__Work to complete__:
Quote the full listing word for word.
^^^^^^^^
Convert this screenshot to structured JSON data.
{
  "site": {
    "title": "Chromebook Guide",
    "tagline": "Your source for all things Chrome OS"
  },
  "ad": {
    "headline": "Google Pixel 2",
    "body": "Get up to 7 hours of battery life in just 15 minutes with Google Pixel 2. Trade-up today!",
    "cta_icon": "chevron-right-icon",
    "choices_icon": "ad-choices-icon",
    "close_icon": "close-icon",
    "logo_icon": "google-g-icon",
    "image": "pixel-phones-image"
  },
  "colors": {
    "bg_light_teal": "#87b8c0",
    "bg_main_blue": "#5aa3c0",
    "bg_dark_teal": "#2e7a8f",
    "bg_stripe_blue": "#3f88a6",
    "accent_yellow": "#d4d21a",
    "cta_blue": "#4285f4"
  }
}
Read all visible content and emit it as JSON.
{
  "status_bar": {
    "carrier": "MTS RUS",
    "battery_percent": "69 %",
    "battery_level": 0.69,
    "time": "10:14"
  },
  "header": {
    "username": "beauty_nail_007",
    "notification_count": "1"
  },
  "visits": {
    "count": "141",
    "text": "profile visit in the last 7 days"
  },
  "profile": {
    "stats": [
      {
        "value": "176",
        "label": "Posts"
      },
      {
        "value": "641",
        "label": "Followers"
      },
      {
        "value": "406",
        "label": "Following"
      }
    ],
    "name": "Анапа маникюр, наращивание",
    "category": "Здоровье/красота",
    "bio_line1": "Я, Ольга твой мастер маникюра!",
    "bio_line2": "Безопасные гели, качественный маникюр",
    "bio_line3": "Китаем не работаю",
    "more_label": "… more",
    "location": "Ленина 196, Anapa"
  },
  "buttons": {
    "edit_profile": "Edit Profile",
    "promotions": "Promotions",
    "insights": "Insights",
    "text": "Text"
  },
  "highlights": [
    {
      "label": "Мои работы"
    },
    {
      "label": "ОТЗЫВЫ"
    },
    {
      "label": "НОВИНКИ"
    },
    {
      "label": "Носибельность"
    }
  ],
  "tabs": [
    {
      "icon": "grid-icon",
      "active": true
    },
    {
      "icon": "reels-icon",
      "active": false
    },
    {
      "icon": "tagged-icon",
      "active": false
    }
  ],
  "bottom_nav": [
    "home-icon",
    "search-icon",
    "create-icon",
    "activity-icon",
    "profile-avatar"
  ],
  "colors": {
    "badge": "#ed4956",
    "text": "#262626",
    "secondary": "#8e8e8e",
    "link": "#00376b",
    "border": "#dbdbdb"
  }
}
^^^^^^^^
__Response for this exercise__:
Convert this screenshot to structured JSON data.
{
  "site": {
    "title": "Chromebook Guide",
    "tagline": "Your source for all things Chrome OS"
  },
  "ad": {
    "headline": "Google Pixel 2",
    "body": "Get up to 7 hours of battery life in just 15 minutes with Google Pixel 2. Trade-up today!",
    "cta_icon": "chevron-right-icon",
    "choices_icon": "ad-choices-icon",
    "close_icon": "close-icon",
    "logo_icon": "google-g-icon",
    "image": "pixel-phones-image"
  },
  "colors": {
    "bg_light_teal": "#87b8c0",
    "bg_main_blue": "#5aa3c0",
    "bg_dark_teal": "#2e7a8f",
    "bg_stripe_blue": "#3f88a6",
    "accent_yellow": "#d4d21a",
    "cta_blue": "#4285f4"
  }
}
Read all visible content and emit it as JSON.
{
  "status_bar": {
    "carrier": "MTS RUS",
    "battery_percent": "69 %",
    "battery_level": 0.69,
    "time": "10:14"
  },
  "header": {
    "username": "beauty_nail_007",
    "notification_count": "1"
  },
  "visits": {
    "count": "141",
    "text": "profile visit in the last 7 days"
  },
  "profile": {
    "stats": [
      {
        "value": "176",
        "label": "Posts"
      },
      {
        "value": "641",
        "label": "Followers"
      },
      {
        "value": "406",
        "label": "Following"
      }
    ],
    "name": "Анапа маникюр, наращивание",
    "category": "Здоровье/красота",
    "bio_line1": "Я, Ольга твой мастер маникюра!",
    "bio_line2": "Безопасные гели, качественный маникюр",
    "bio_line3": "Китаем не работаю",
    "more_label": "… more",
    "location": "Ленина 196, Anapa"
  },
  "buttons": {
    "edit_profile": "Edit Profile",
    "promotions": "Promotions",
    "insights": "Insights",
    "text": "Text"
  },
  "highlights": [
    {
      "label": "Мои работы"
    },
    {
      "label": "ОТЗЫВЫ"
    },
    {
      "label": "НОВИНКИ"
    },
    {
      "label": "Носибельность"
    }
  ],
  "tabs": [
    {
      "icon": "grid-icon",
      "active": true
    },
    {
      "icon": "reels-icon",
      "active": false
    },
    {
      "icon": "tagged-icon",
      "active": false
    }
  ],
  "bottom_nav": [
    "home-icon",
    "search-icon",
    "create-icon",
    "activity-icon",
    "profile-avatar"
  ],
  "colors": {
    "badge": "#ed4956",
    "text": "#262626",
    "secondary": "#8e8e8e",
    "link": "#00376b",
    "border": "#dbdbdb"
  }
}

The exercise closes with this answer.